Consigne:
Recopiez le texte source de «En premier, ce» à «des inégalités aujourd’hui.», en mettant «outils» à la place de «instruments».

En premier, ce numéro de Interventions Économiques s’intéresse aux instruments de mesure et d’analyse de la pauvreté et des inégalités tenant compte de diverses perspectives. Les travaux faisant état des débats théoriques et méthodologiques dans le champ des politiques de réduction de la pauvreté et des inégalités apporteront un éclairage pertinent à plus d’un titre. Nous sommes aussi intéressés aux travaux portant sur les déterminants politiques, économiques et sociodémographiques de la pauvreté et des inégalités aujourd’hui.
En deuxième lieu, nous recherchons les travaux portant sur les dimensions conceptuelles concernant les économies à marchés émergents en liaison avec les politiques sociales relatives à la réduction de la pauvreté et des inégalités. Cette relation entre la croissance économique de pays qui occupent une place plus importante dans l’orbite de l’économie globale, et les effets de cette croissance sur la réduction de la pauvreté et des inégalités en leur sein, s’impose au moins pour deux raisons. D’une part il est essentiel d’explorer à la lumière de l’évolution actuelle de certaines économies de marché la thèse selon laquelle l’évolution tendancielle de l’économie mondiale, dynamisée par le rattrapage fulgurant de ces pays autrefois situés dans la périphérie, attesterait d’une corrélation positive et bénéfique entre croissance économique et réduction de la pauvreté, voire même des inégalités. D’autre part, en liaison avec les interrogations précédentes, il s’avère utile et pertinent d’effectuer une introspection à l’intérieur du dispositif économique et social de gestion de la pauvreté ainsi que de l’infrastructure de protection sociale des pays étudiés afin d’établir la connexion, si nécessaire et opportune, avec leur croissance économique relative et soudaine.

Éléments fournis:
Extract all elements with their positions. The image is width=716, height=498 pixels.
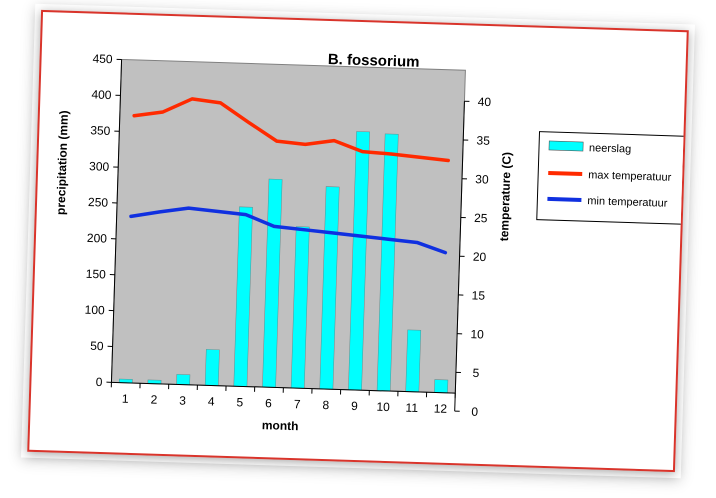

Réponse:
En premier, ce numéro de Interventions Économiques s’intéresse aux outils de mesure et d’analyse de la pauvreté et des inégalités tenant compte de diverses perspectives. Les travaux faisant état des débats théoriques et méthodologiques dans le champ des politiques de réduction de la pauvreté et des inégalités apporteront un éclairage pertinent à plus d’un titre. Nous sommes aussi intéressés aux travaux portant sur les déterminants politiques, économiques et sociodémographiques de la pauvreté et des inégalités aujourd’hui.